> **Exercise objective**
Copy out the lines that have "Secretary" in them.

> **Data section**
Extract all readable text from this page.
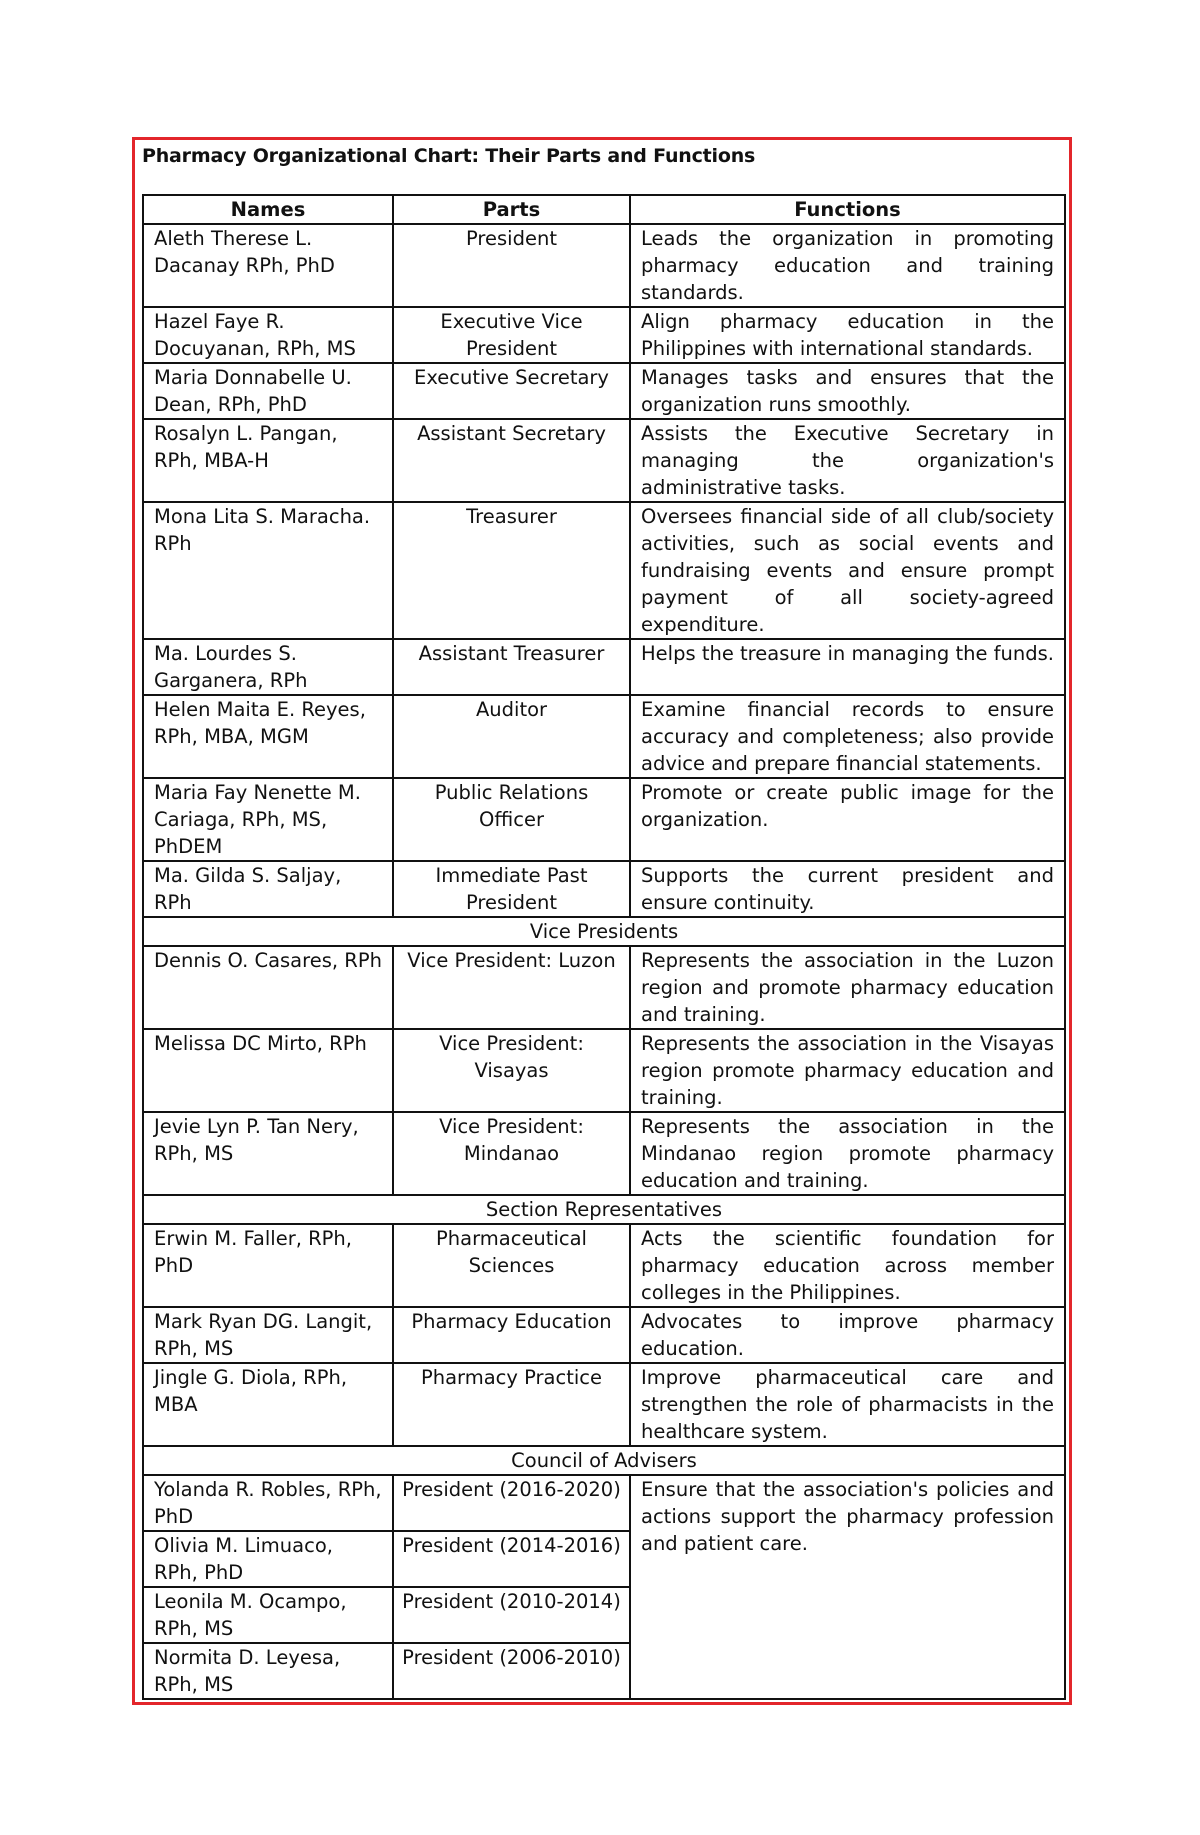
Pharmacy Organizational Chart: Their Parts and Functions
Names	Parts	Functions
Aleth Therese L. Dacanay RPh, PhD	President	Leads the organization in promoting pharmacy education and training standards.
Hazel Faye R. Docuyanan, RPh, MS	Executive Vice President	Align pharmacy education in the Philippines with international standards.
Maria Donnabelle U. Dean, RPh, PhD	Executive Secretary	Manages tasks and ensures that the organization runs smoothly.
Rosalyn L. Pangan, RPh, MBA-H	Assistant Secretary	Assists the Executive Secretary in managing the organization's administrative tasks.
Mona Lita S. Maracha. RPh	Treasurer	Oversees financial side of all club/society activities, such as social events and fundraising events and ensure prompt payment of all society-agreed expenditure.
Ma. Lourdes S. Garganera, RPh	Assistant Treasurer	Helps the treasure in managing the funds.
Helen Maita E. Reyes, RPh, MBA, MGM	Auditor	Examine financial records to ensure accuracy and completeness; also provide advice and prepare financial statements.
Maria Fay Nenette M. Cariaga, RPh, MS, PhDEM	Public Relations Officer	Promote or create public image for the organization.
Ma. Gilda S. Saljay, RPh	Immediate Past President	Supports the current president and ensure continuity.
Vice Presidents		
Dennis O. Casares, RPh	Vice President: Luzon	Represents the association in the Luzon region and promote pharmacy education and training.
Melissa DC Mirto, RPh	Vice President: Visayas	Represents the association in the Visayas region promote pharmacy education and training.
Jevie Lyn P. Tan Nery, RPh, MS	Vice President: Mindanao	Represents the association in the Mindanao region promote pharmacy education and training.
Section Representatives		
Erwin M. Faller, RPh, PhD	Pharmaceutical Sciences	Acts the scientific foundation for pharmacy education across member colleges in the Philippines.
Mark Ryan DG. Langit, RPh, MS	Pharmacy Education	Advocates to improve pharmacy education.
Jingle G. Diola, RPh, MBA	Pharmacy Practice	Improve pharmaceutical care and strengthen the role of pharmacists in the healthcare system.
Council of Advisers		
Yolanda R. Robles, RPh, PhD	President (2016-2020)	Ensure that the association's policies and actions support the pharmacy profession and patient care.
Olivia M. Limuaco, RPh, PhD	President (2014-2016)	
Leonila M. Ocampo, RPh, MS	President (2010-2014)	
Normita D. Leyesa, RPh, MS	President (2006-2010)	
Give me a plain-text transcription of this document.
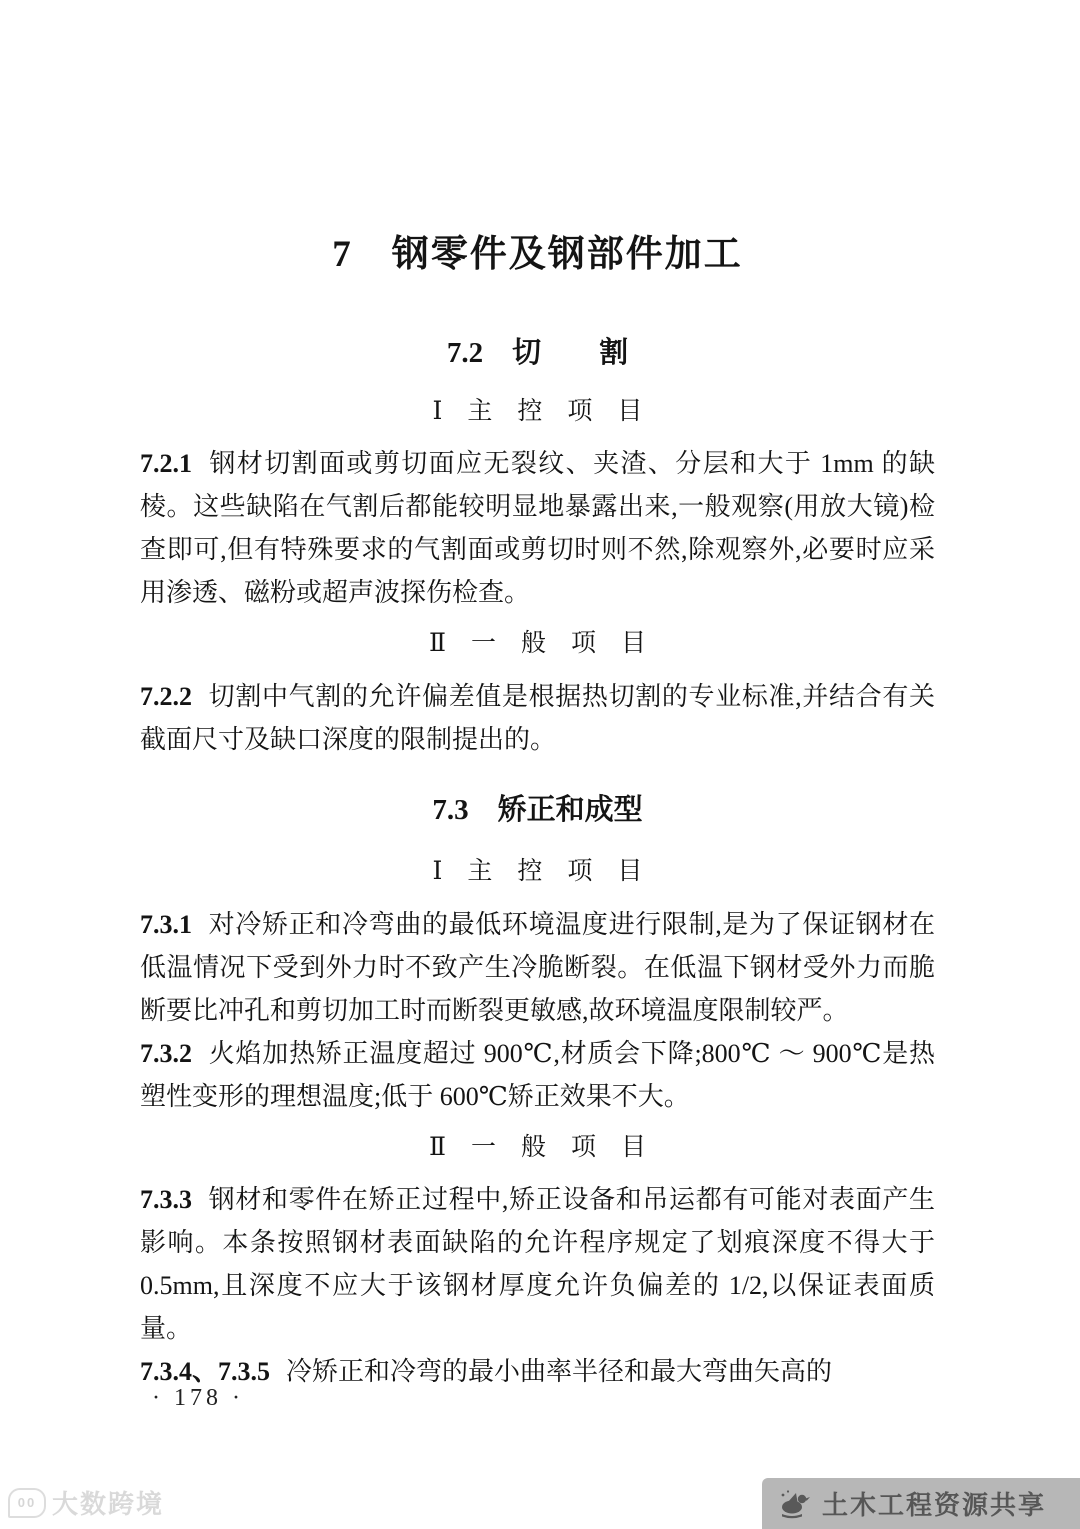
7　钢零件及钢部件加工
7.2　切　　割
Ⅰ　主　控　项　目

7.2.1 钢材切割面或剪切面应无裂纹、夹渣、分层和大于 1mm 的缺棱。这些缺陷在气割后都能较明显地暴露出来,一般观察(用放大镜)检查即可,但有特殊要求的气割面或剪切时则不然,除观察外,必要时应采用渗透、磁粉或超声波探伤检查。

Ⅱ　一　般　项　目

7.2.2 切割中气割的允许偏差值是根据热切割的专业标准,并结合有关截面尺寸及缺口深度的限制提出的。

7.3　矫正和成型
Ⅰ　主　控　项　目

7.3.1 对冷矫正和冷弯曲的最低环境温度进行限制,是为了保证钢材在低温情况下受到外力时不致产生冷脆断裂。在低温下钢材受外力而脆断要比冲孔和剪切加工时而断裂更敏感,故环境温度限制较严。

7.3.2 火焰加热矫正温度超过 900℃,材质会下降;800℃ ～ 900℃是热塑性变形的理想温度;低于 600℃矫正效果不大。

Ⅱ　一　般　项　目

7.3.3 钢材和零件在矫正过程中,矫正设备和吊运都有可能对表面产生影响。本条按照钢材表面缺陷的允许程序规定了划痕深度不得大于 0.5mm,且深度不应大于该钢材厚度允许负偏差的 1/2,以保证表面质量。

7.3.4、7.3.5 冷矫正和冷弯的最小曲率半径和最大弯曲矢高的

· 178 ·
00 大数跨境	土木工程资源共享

> **Written solution**
Maria Donnabelle U. Dean, RPh, PhD	Executive Secretary	Manages tasks and ensures that the organization runs smoothly.
Rosalyn L. Pangan, RPh, MBA-H	Assistant Secretary	Assists the Executive Secretary in managing the organization's administrative tasks.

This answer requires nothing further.